**Problem to solve**
Which lines hold the word "Extract"? Copy each of them.
Data provided start
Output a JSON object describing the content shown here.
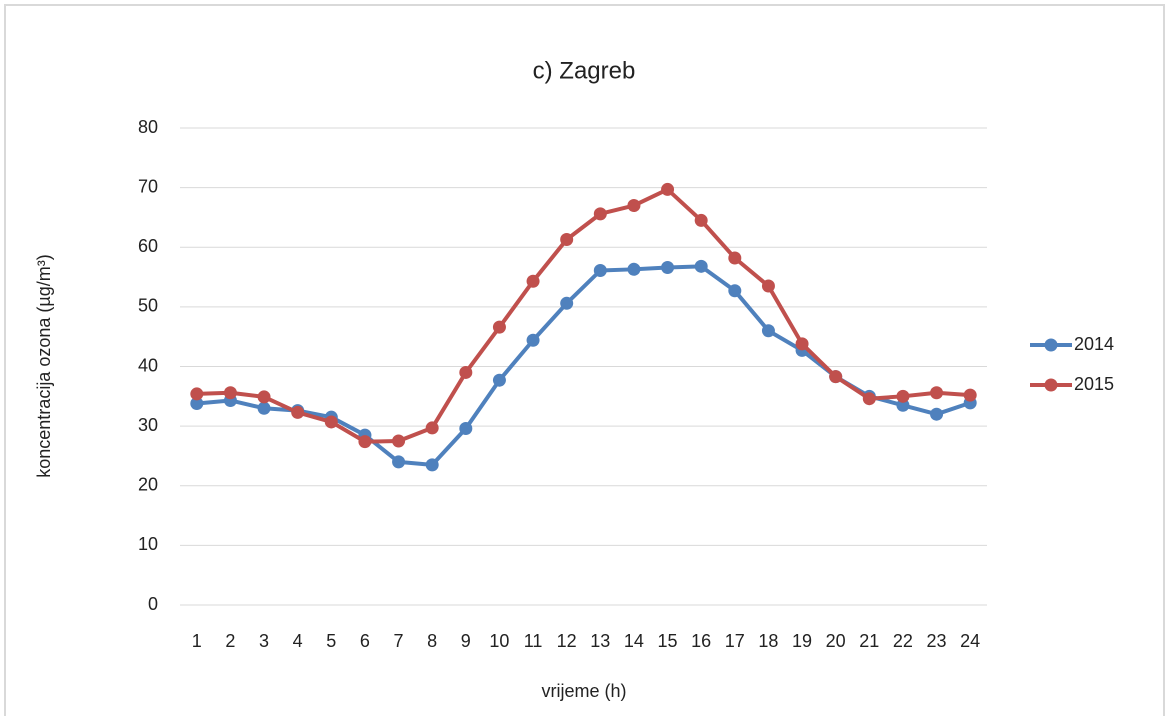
{
  "chart_data": {
    "type": "line",
    "title": "c) Zagreb",
    "x_label": "vrijeme (h)",
    "y_label": "koncentracija ozona (µg/m³)",
    "categories": [
      "1",
      "2",
      "3",
      "4",
      "5",
      "6",
      "7",
      "8",
      "9",
      "10",
      "11",
      "12",
      "13",
      "14",
      "15",
      "16",
      "17",
      "18",
      "19",
      "20",
      "21",
      "22",
      "23",
      "24"
    ],
    "series": [
      {
        "name": "2014",
        "color": "#4f81bd",
        "values": [
          33.8,
          34.3,
          33.0,
          32.6,
          31.5,
          28.5,
          24.0,
          23.5,
          29.6,
          37.7,
          44.4,
          50.6,
          56.1,
          56.3,
          56.6,
          56.8,
          52.7,
          46.0,
          42.7,
          38.3,
          35.0,
          33.5,
          32.0,
          33.9
        ]
      },
      {
        "name": "2015",
        "color": "#c0504d",
        "values": [
          35.4,
          35.6,
          34.9,
          32.3,
          30.7,
          27.4,
          27.5,
          29.7,
          39.0,
          46.6,
          54.3,
          61.3,
          65.6,
          67.0,
          69.7,
          64.5,
          58.2,
          53.5,
          43.8,
          38.3,
          34.6,
          35.0,
          35.6,
          35.2
        ]
      }
    ],
    "ylim": [
      0,
      80
    ],
    "yticks": [
      0,
      10,
      20,
      30,
      40,
      50,
      60,
      70,
      80
    ],
    "grid": true,
    "legend": "right"
  }
}
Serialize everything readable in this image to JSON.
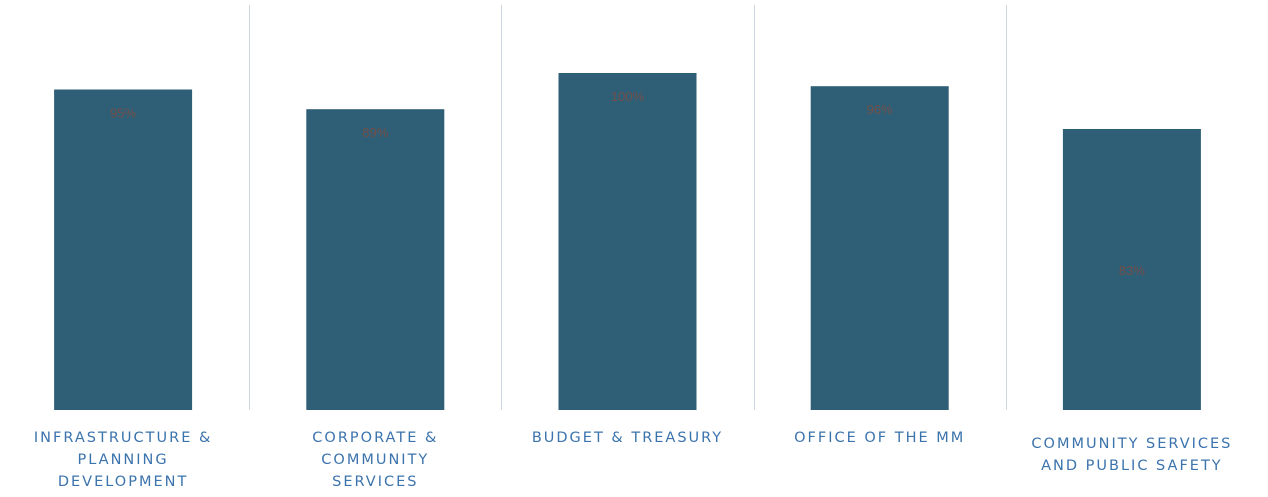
{
  "chart_data": {
    "type": "bar",
    "categories": [
      [
        "INFRASTRUCTURE &",
        "PLANNING",
        "DEVELOPMENT"
      ],
      [
        "CORPORATE &",
        "COMMUNITY",
        "SERVICES"
      ],
      [
        "BUDGET & TREASURY"
      ],
      [
        "OFFICE OF THE MM"
      ],
      [
        "COMMUNITY SERVICES",
        "AND PUBLIC SAFETY"
      ]
    ],
    "values": [
      95,
      89,
      100,
      96,
      83
    ],
    "data_labels": [
      "95%",
      "89%",
      "100%",
      "96%",
      "83%"
    ],
    "ylim": [
      0,
      100
    ],
    "grid": false,
    "legend": "none",
    "colors": {
      "bar": "#2f5f76",
      "category_text": "#3b73ad",
      "separator": "#cdd6e1"
    }
  }
}
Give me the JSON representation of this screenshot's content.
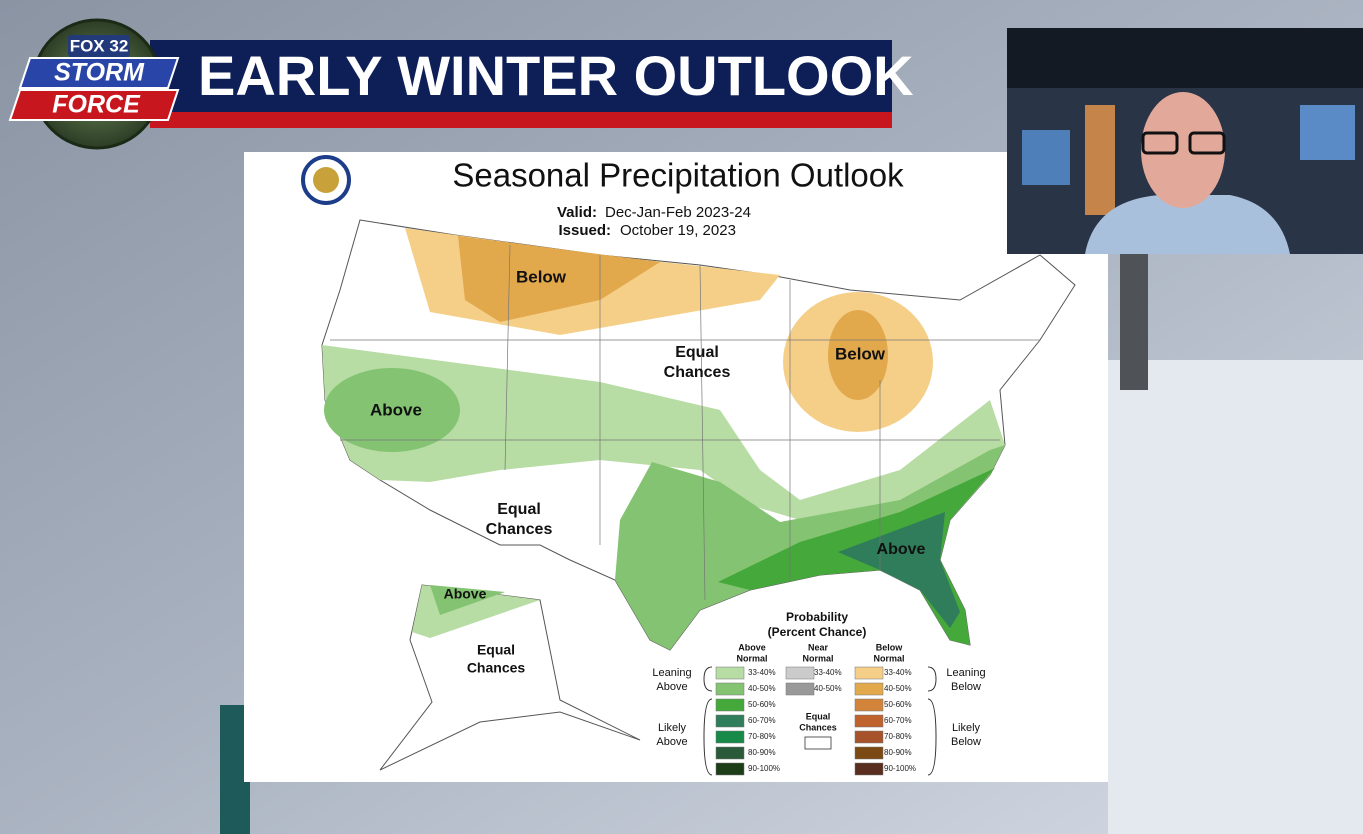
{
  "header": {
    "logo": {
      "network": "FOX 32",
      "line1": "STORM",
      "line2": "FORCE"
    },
    "title": "EARLY WINTER OUTLOOK"
  },
  "map": {
    "title": "Seasonal Precipitation Outlook",
    "valid_label": "Valid:",
    "valid_value": "Dec-Jan-Feb 2023-24",
    "issued_label": "Issued:",
    "issued_value": "October 19, 2023",
    "regions": [
      {
        "lines": [
          "Below"
        ]
      },
      {
        "lines": [
          "Equal",
          "Chances"
        ]
      },
      {
        "lines": [
          "Below"
        ]
      },
      {
        "lines": [
          "Above"
        ]
      },
      {
        "lines": [
          "Equal",
          "Chances"
        ]
      },
      {
        "lines": [
          "Above"
        ]
      },
      {
        "lines": [
          "Above"
        ]
      },
      {
        "lines": [
          "Equal",
          "Chances"
        ]
      }
    ]
  },
  "legend": {
    "title": [
      "Probability",
      "(Percent Chance)"
    ],
    "columns": [
      {
        "header": [
          "Above",
          "Normal"
        ],
        "swatches": [
          {
            "label": "33-40%",
            "color": "#b7dca4"
          },
          {
            "label": "40-50%",
            "color": "#84c372"
          },
          {
            "label": "50-60%",
            "color": "#45a83a"
          },
          {
            "label": "60-70%",
            "color": "#2f7d5a"
          },
          {
            "label": "70-80%",
            "color": "#178a49"
          },
          {
            "label": "80-90%",
            "color": "#2b5a3a"
          },
          {
            "label": "90-100%",
            "color": "#1c3d18"
          }
        ]
      },
      {
        "header": [
          "Near",
          "Normal"
        ],
        "swatches": [
          {
            "label": "33-40%",
            "color": "#cbcbcb"
          },
          {
            "label": "40-50%",
            "color": "#999999"
          }
        ]
      },
      {
        "header": [
          "Below",
          "Normal"
        ],
        "swatches": [
          {
            "label": "33-40%",
            "color": "#f5cf88"
          },
          {
            "label": "40-50%",
            "color": "#e2a84c"
          },
          {
            "label": "50-60%",
            "color": "#d3843b"
          },
          {
            "label": "60-70%",
            "color": "#bf622e"
          },
          {
            "label": "70-80%",
            "color": "#a6532b"
          },
          {
            "label": "80-90%",
            "color": "#7b4914"
          },
          {
            "label": "90-100%",
            "color": "#5a2e1e"
          }
        ]
      }
    ],
    "row_labels": [
      {
        "lines": [
          "Leaning",
          "Above"
        ]
      },
      {
        "lines": [
          "Likely",
          "Above"
        ]
      },
      {
        "lines": [
          "Leaning",
          "Below"
        ]
      },
      {
        "lines": [
          "Likely",
          "Below"
        ]
      }
    ],
    "equal_chances": [
      "Equal",
      "Chances"
    ]
  }
}
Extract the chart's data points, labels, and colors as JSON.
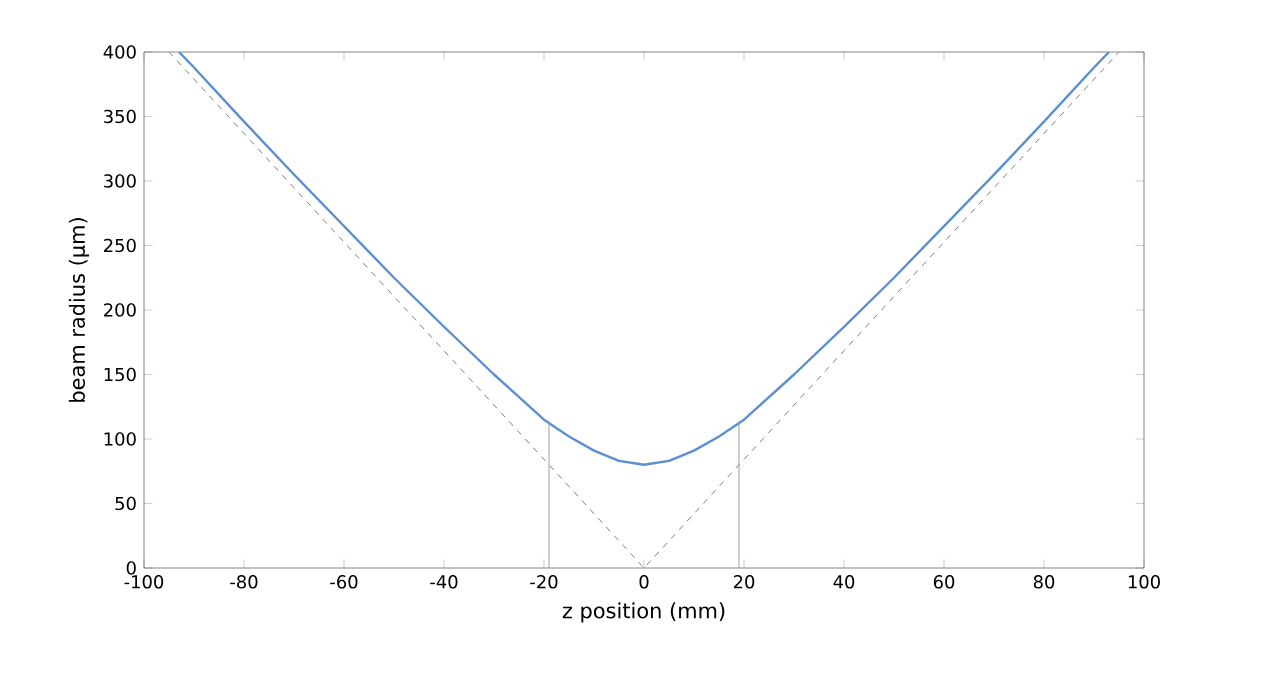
{
  "chart_data": {
    "type": "line",
    "xlabel": "z position (mm)",
    "ylabel": "beam radius (µm)",
    "xlim": [
      -100,
      100
    ],
    "ylim": [
      0,
      400
    ],
    "xticks": [
      -100,
      -80,
      -60,
      -40,
      -20,
      0,
      20,
      40,
      60,
      80,
      100
    ],
    "yticks": [
      0,
      50,
      100,
      150,
      200,
      250,
      300,
      350,
      400
    ],
    "series": [
      {
        "color": "#5b8fd0",
        "line_style": "solid",
        "x": [
          -93,
          -90,
          -80,
          -70,
          -60,
          -50,
          -40,
          -30,
          -20,
          -15,
          -10,
          -5,
          0,
          5,
          10,
          15,
          20,
          30,
          40,
          50,
          60,
          70,
          80,
          90,
          93
        ],
        "values": [
          400,
          388,
          346,
          305,
          265,
          225,
          187,
          150,
          115,
          102,
          91,
          83,
          80,
          83,
          91,
          102,
          115,
          150,
          187,
          225,
          265,
          305,
          346,
          388,
          400
        ]
      },
      {
        "color": "#808080",
        "line_style": "dashed",
        "x": [
          -95,
          0,
          95
        ],
        "values": [
          400,
          0,
          400
        ]
      },
      {
        "color": "#a0a0a0",
        "line_style": "solid",
        "x": [
          -19,
          -19
        ],
        "values": [
          0,
          114
        ]
      },
      {
        "color": "#a0a0a0",
        "line_style": "solid",
        "x": [
          19,
          19
        ],
        "values": [
          0,
          114
        ]
      }
    ]
  }
}
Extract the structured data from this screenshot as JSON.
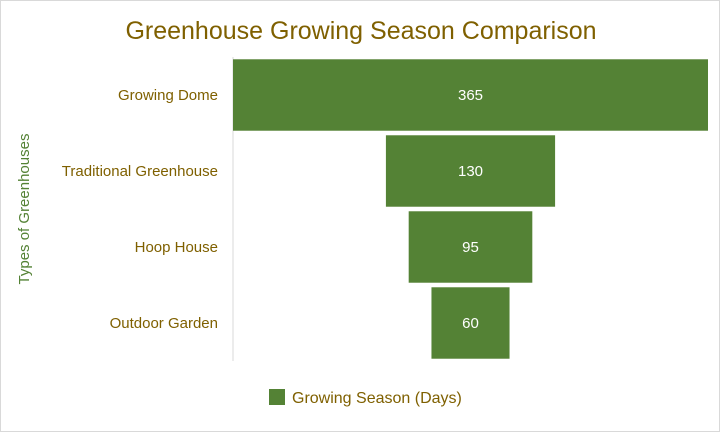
{
  "chart_data": {
    "type": "bar",
    "subtype": "funnel",
    "title": "Greenhouse Growing Season Comparison",
    "ylabel": "Types of Greenhouses",
    "xlabel": "",
    "categories": [
      "Growing Dome",
      "Traditional Greenhouse",
      "Hoop House",
      "Outdoor Garden"
    ],
    "series": [
      {
        "name": "Growing Season (Days)",
        "values": [
          365,
          130,
          95,
          60
        ]
      }
    ],
    "data_labels": [
      "365",
      "130",
      "95",
      "60"
    ],
    "legend_position": "bottom",
    "grid": false
  },
  "colors": {
    "bar": "#548235",
    "title": "#7f6000",
    "category_label": "#7f6000",
    "axis_title": "#548235",
    "legend_text": "#7f6000",
    "data_label": "#ffffff",
    "axis_line": "#d9d9d9"
  }
}
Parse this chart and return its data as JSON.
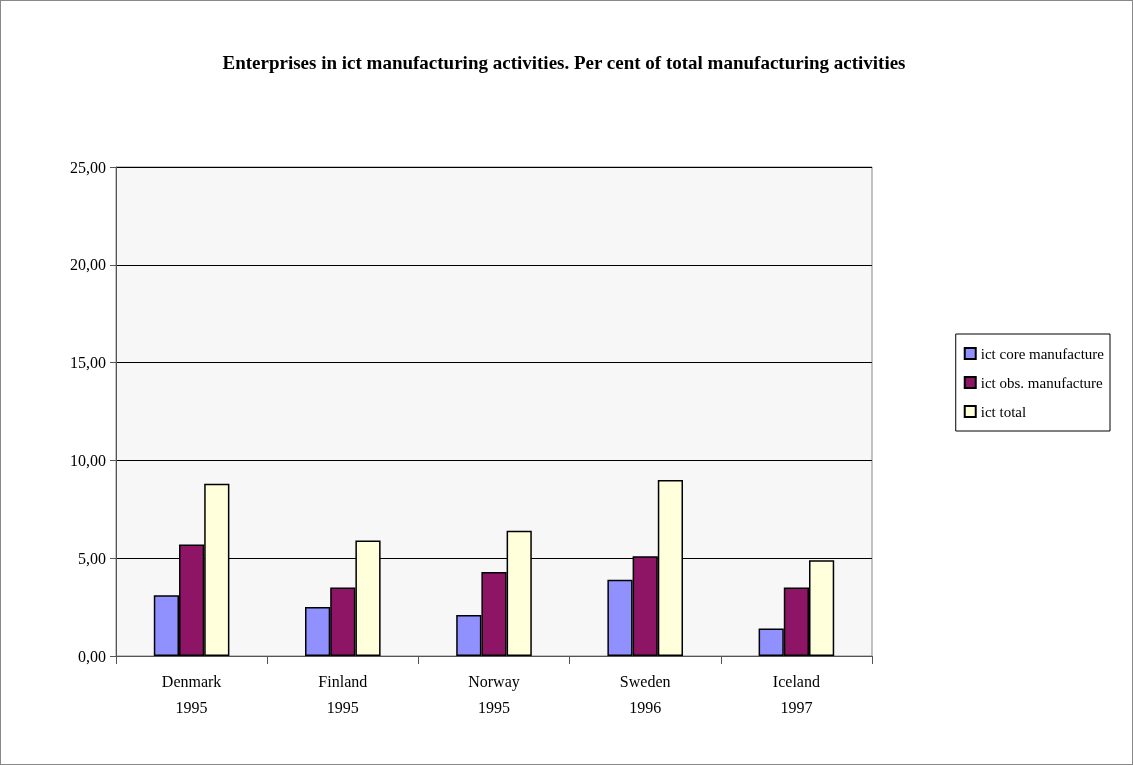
{
  "chart_data": {
    "type": "bar",
    "title": "Enterprises in ict manufacturing activities. Per cent of total manufacturing activities",
    "categories": [
      "Denmark\n1995",
      "Finland\n1995",
      "Norway\n1995",
      "Sweden\n1996",
      "Iceland\n1997"
    ],
    "series": [
      {
        "name": "ict core manufacture",
        "color": "#9090ff",
        "values": [
          3.1,
          2.5,
          2.1,
          3.9,
          1.4
        ]
      },
      {
        "name": "ict obs. manufacture",
        "color": "#8e1466",
        "values": [
          5.7,
          3.5,
          4.3,
          5.1,
          3.5
        ]
      },
      {
        "name": "ict total",
        "color": "#ffffdc",
        "values": [
          8.8,
          5.9,
          6.4,
          9.0,
          4.9
        ]
      }
    ],
    "ylim": [
      0,
      25
    ],
    "yticks": [
      {
        "value": 0,
        "label": "0,00"
      },
      {
        "value": 5,
        "label": "5,00"
      },
      {
        "value": 10,
        "label": "10,00"
      },
      {
        "value": 15,
        "label": "15,00"
      },
      {
        "value": 20,
        "label": "20,00"
      },
      {
        "value": 25,
        "label": "25,00"
      }
    ],
    "grid": "y",
    "legend": "right"
  }
}
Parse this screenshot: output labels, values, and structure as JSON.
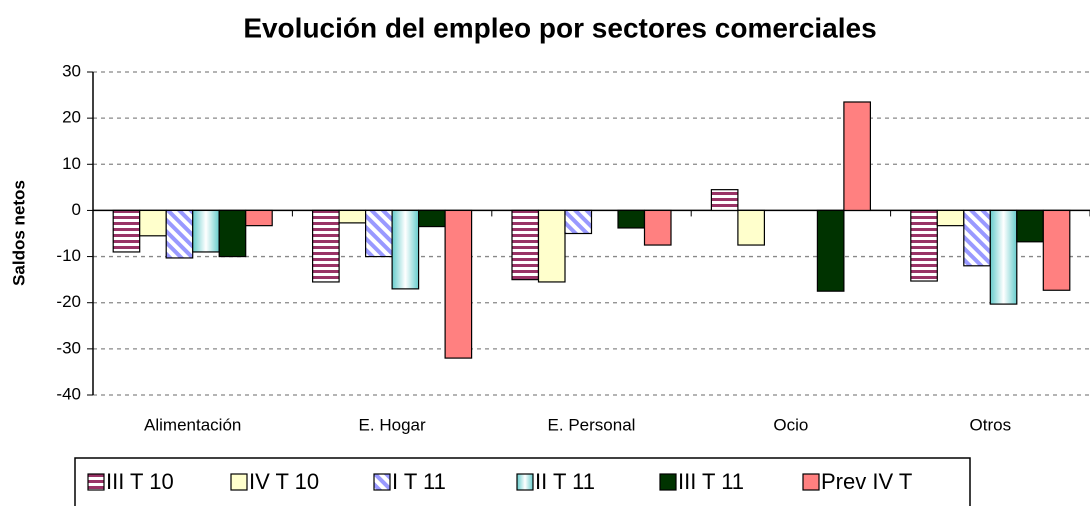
{
  "chart_data": {
    "type": "bar",
    "title": "Evolución del empleo por sectores comerciales",
    "y_label": "Saldos netos",
    "categories": [
      "Alimentación",
      "E. Hogar",
      "E. Personal",
      "Ocio",
      "Otros"
    ],
    "series": [
      {
        "name": "III T 10",
        "color": "#993366",
        "pattern": "horizontal",
        "values": [
          -9,
          -15.5,
          -15,
          4.5,
          -15.3
        ]
      },
      {
        "name": "IV T 10",
        "color": "#ffffcc",
        "pattern": "solid",
        "values": [
          -5.5,
          -2.7,
          -15.5,
          -7.5,
          -3.3
        ]
      },
      {
        "name": "I T 11",
        "color": "#9999ff",
        "pattern": "diagonal",
        "values": [
          -10.3,
          -10,
          -5,
          null,
          -12
        ]
      },
      {
        "name": "II T 11",
        "color": "#66cccc",
        "pattern": "gradient",
        "values": [
          -9,
          -17,
          null,
          null,
          -20.3
        ]
      },
      {
        "name": "III T 11",
        "color": "#003300",
        "pattern": "solid",
        "values": [
          -10,
          -3.5,
          -3.8,
          -17.5,
          -6.8
        ]
      },
      {
        "name": "Prev IV T",
        "color": "#ff8080",
        "pattern": "solid",
        "values": [
          -3.3,
          -32,
          -7.5,
          23.5,
          -17.3
        ]
      }
    ],
    "ylim": [
      -40,
      30
    ],
    "yticks": [
      -40,
      -30,
      -20,
      -10,
      0,
      10,
      20,
      30
    ],
    "grid": true,
    "legend": "bottom"
  }
}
Data provided end
**Final answer**
Extract the chart's data points, labels, and colors as JSON.
Extract the structured data from this screenshot as JSON.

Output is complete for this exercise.